"""
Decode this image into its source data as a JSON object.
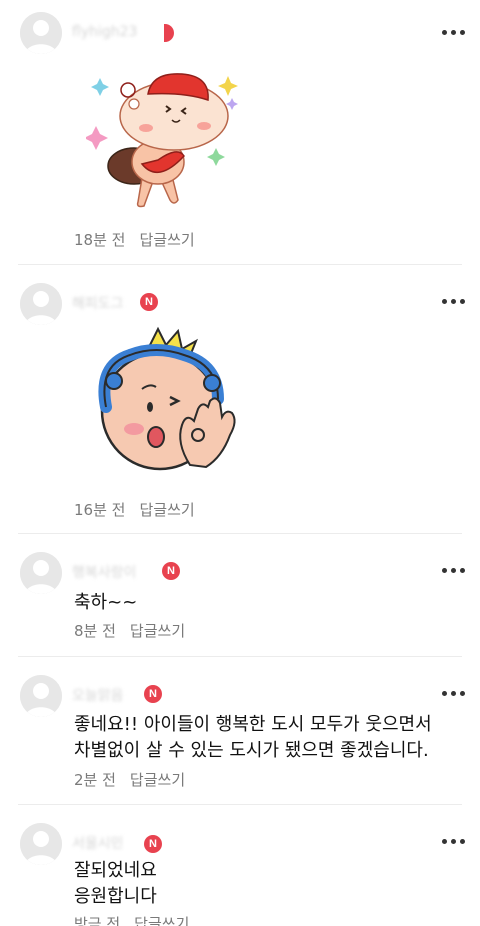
{
  "comments": [
    {
      "nickname": "flyhigh23",
      "badge": "",
      "time": "18분 전",
      "reply": "답글쓰기",
      "sticker": "hamster-sticker",
      "text": []
    },
    {
      "nickname": "해피도그",
      "badge": "N",
      "time": "16분 전",
      "reply": "답글쓰기",
      "sticker": "baby-ok-sticker",
      "text": []
    },
    {
      "nickname": "행복사랑이",
      "badge": "N",
      "time": "8분 전",
      "reply": "답글쓰기",
      "sticker": "",
      "text": [
        "축하~~"
      ]
    },
    {
      "nickname": "오늘맑음",
      "badge": "N",
      "time": "2분 전",
      "reply": "답글쓰기",
      "sticker": "",
      "text": [
        "좋네요!! 아이들이 행복한 도시 모두가 웃으면서",
        "차별없이 살 수 있는 도시가 됐으면 좋겠습니다."
      ]
    },
    {
      "nickname": "서울시민",
      "badge": "N",
      "time": "방금 전",
      "reply": "답글쓰기",
      "sticker": "",
      "text": [
        "잘되었네요",
        "응원합니다"
      ]
    }
  ],
  "icons": {
    "more": "more-dots-icon",
    "avatar": "default-avatar-icon"
  },
  "colors": {
    "badge": "#e8424f",
    "meta": "#7a7a7a",
    "divider": "#ececec"
  }
}
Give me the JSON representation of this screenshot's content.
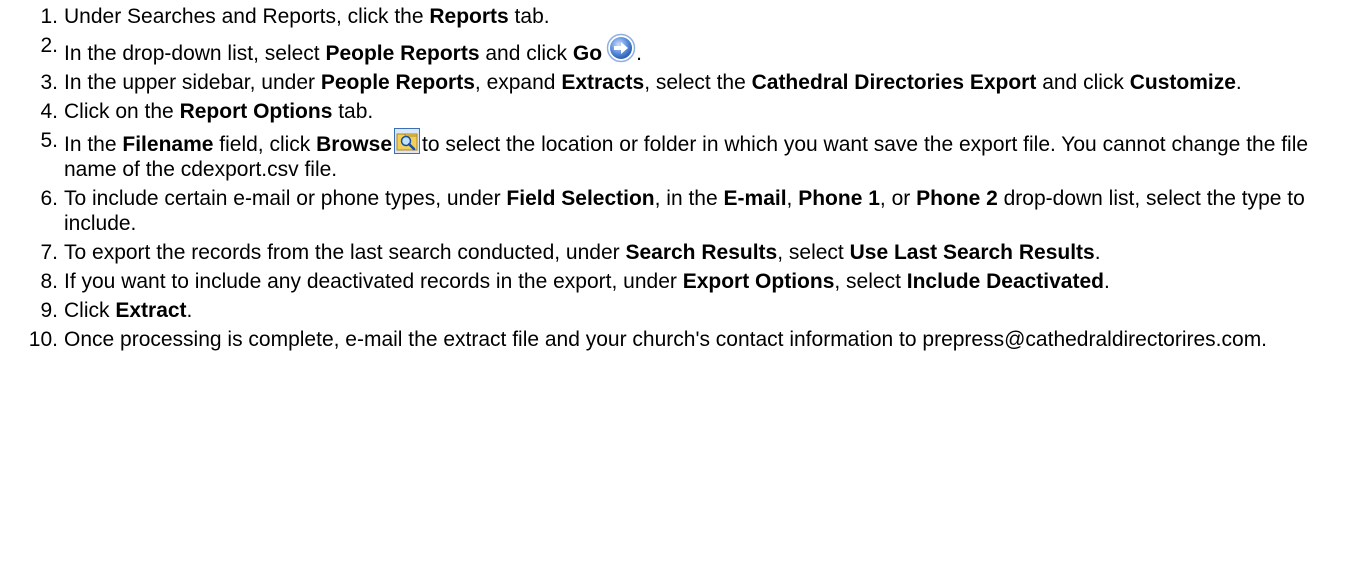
{
  "steps": [
    {
      "num": "1.",
      "parts": [
        {
          "t": "Under Searches and Reports, click the "
        },
        {
          "t": "Reports",
          "b": true
        },
        {
          "t": " tab."
        }
      ]
    },
    {
      "num": "2.",
      "parts": [
        {
          "t": "In the drop-down list, select "
        },
        {
          "t": "People Reports",
          "b": true
        },
        {
          "t": " and click "
        },
        {
          "t": "Go",
          "b": true
        },
        {
          "icon": "go-arrow-icon"
        },
        {
          "t": "."
        }
      ]
    },
    {
      "num": "3.",
      "parts": [
        {
          "t": "In the upper sidebar, under "
        },
        {
          "t": "People Reports",
          "b": true
        },
        {
          "t": ", expand "
        },
        {
          "t": "Extracts",
          "b": true
        },
        {
          "t": ", select the "
        },
        {
          "t": "Cathedral Directories Export",
          "b": true
        },
        {
          "t": " and click "
        },
        {
          "t": "Customize",
          "b": true
        },
        {
          "t": "."
        }
      ]
    },
    {
      "num": "4.",
      "parts": [
        {
          "t": "Click on the "
        },
        {
          "t": "Report Options",
          "b": true
        },
        {
          "t": " tab."
        }
      ]
    },
    {
      "num": "5.",
      "parts": [
        {
          "t": "In the "
        },
        {
          "t": "Filename",
          "b": true
        },
        {
          "t": " field, click "
        },
        {
          "t": "Browse",
          "b": true
        },
        {
          "icon": "browse-folder-icon"
        },
        {
          "t": "to select the location or folder in which you want save the export file. You cannot change the file name of the cdexport.csv file."
        }
      ]
    },
    {
      "num": "6.",
      "parts": [
        {
          "t": "To include certain e-mail or phone types, under "
        },
        {
          "t": "Field Selection",
          "b": true
        },
        {
          "t": ", in the "
        },
        {
          "t": "E-mail",
          "b": true
        },
        {
          "t": ", "
        },
        {
          "t": "Phone 1",
          "b": true
        },
        {
          "t": ", or "
        },
        {
          "t": "Phone 2",
          "b": true
        },
        {
          "t": " drop-down list, select the type to include."
        }
      ]
    },
    {
      "num": "7.",
      "parts": [
        {
          "t": "To export the records from the last search conducted, under "
        },
        {
          "t": "Search Results",
          "b": true
        },
        {
          "t": ", select "
        },
        {
          "t": "Use Last Search Results",
          "b": true
        },
        {
          "t": "."
        }
      ]
    },
    {
      "num": "8.",
      "parts": [
        {
          "t": "If you want to include any deactivated records in the export, under "
        },
        {
          "t": "Export Options",
          "b": true
        },
        {
          "t": ", select "
        },
        {
          "t": "Include Deactivated",
          "b": true
        },
        {
          "t": "."
        }
      ]
    },
    {
      "num": "9.",
      "parts": [
        {
          "t": "Click "
        },
        {
          "t": "Extract",
          "b": true
        },
        {
          "t": "."
        }
      ]
    },
    {
      "num": "10.",
      "parts": [
        {
          "t": "Once processing is complete, e-mail the extract file and your church's contact information to prepress@cathedraldirectorires.com."
        }
      ]
    }
  ],
  "colors": {
    "go_icon_fill": "#4a7fd4",
    "go_icon_ring": "#9fc0ee",
    "browse_icon_bg": "#f3d56a",
    "browse_icon_border": "#3b6fb6"
  }
}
"""
Copy all lines from the data that hold the word "Results".

          "t": "Search Results",
          "t": "Use Last Search Results",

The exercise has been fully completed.